Pedido feito 1 -> No texto sobre a aquisição da nacionalidade portuguesa, em que data os pais da Ré declararam, em nome dela, a vontade de adquirir essa nacionalidade?
Pedido feito 2 -> Por favor, prossiga o texto sobre a aquisição da nacionalidade portuguesa, começando logo a seguir à última frase apresentada.

Texto do documento ->
★ ★ ★
D) O seu pai, João …….., adquiriu a nacionalidade portuguesa nos termos do art.°7° da Lei n.°37/81, de 3 de Outubro, conforme Averbamento ao Assento de Nascimento n.° …… da Conservatória dos Registos Centrais, junto a fls. 16-17 dos autos do processo físico;

E) Em 14 de Outubro de 2009, na Secção Consular da Embaixada de Portugal na cidade da Praia, Cabo Verde, os pais da Ré vieram, em nome dela, na qualidade de seus representantes legais, declarar a vontade de aquisição da nacionalidade portuguesa para a Ré [Auto de Declarações para Aquisição de Nacionalidade" referida supra em C)];

F) Ao abrigo do art.°2° da referida Lei n.°37/81);

G) Para os fins do disposto no art.°9° da Lei n.°37/81, na redacção da Lei Orgânica n°2/2006, de 17 de Abril, a mãe, sendo também procuradora do pai da Ré, declarou:

- "Que tem ligação efectiva à comunidade portuguesa uma vez que é educada segundo os hábitos e costumes da comunidade portuguesa, falando e escrevendo a língua portuguesa.
★ ★ ★
Informação fornecida ->
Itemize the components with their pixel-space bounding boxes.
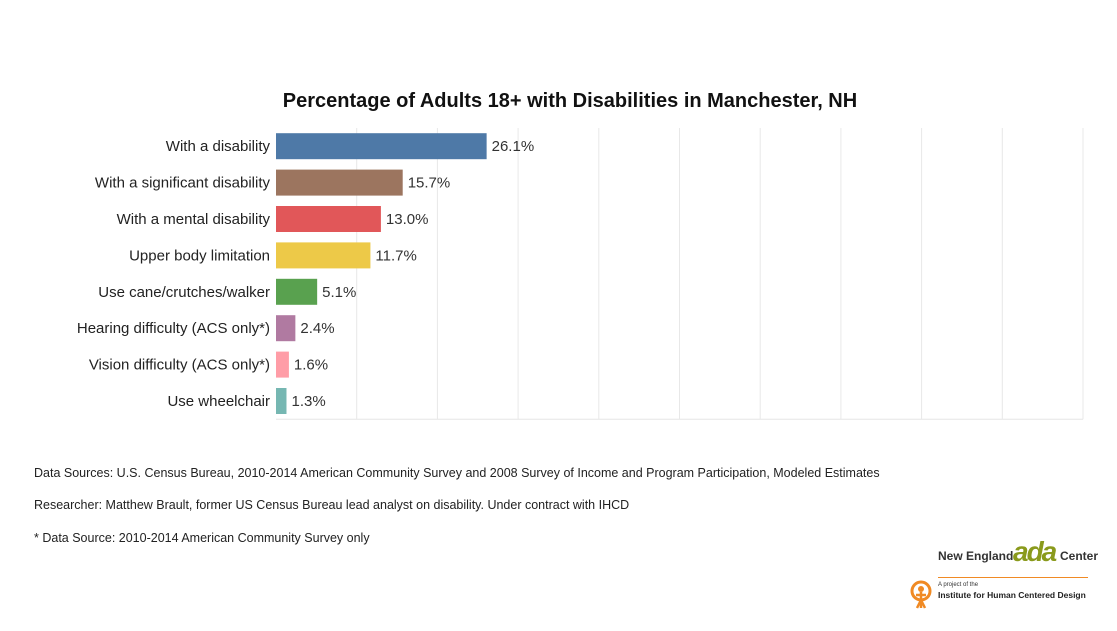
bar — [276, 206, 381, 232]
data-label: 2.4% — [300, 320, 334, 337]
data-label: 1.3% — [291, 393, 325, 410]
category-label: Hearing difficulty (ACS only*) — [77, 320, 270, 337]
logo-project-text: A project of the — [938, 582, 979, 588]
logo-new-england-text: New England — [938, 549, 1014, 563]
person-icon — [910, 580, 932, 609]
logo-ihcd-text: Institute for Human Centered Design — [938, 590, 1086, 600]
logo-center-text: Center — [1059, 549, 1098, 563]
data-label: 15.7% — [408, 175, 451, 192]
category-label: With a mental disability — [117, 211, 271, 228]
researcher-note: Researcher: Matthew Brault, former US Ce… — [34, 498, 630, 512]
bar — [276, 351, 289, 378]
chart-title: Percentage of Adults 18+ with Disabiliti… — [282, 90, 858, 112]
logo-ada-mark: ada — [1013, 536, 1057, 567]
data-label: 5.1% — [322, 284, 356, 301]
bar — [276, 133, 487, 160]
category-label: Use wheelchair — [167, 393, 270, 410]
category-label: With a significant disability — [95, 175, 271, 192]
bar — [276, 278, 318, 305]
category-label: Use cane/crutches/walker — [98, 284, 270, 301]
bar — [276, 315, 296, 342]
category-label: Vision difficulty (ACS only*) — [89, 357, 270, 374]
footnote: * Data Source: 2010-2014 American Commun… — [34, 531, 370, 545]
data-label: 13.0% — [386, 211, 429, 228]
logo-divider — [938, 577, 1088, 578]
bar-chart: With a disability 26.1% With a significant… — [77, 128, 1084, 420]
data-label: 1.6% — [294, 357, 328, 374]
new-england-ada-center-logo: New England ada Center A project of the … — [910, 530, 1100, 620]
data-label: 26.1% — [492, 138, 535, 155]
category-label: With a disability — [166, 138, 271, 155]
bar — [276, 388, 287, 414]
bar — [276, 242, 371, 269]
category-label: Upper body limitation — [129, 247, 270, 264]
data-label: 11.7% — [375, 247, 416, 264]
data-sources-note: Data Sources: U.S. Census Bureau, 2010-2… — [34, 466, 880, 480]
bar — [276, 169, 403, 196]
★ ★ ★
Resultado da tarefa 1 -> Em 14 de Outubro de 2009.

Resultado da tarefa 2 ->
- Que não praticou qualquer acto punível com pena de prisão igual ou superior a três anos, segundo a lei portuguesa;

Para a prova das alíneas anteriores apresenta os seguintes documentos:

• Registo de nascimento;

• Assento de nascimento do pai;

• Certidão de nacionalidade;

• Registo criminal de Portugal;

• Declaração da Escola Secundária Académica do Fogo;

• Bilhete de identidade;

..." - Auto de Declarações cit.;

H) Tudo documentos juntos com a petição inicial, conforme fls. 13 a 25 dos autos do processo físico, cujos teores se dão por reproduzidos;

I) Não se pronunciou quanto ao disposto na al. c) do art.°9° da Lei n.° 37/81 (cfr. o Auto de Declarações cit.);

J) Não obstante ter sido notificado para o fazer (fls. 46 e 47 dos autos do processo físico);

K) Com base em tal declaração foi instaurado na Conservatória dos Registos Centrais o Processo n.°48729/09-NACA (Despacho de 12 de Agosto de 2010, junto a fls. 48 a 50 dos autos do processo físico e cujo teor se dá por reproduzido);

L) Cuja certidão foi mandada remeter ao Magistrado do Ministério Público junto deste Tribunal, sob invocação do art.°10° da Lei n.°37/81, de 3 de Outubro, na redacção da Lei Orgânica n.°2/2006, de 17 de Abril (Despacho cit.).

Não foram consignados factos não provados, nem autonomamente exarada a fundamentação da decisão da matéria de facto.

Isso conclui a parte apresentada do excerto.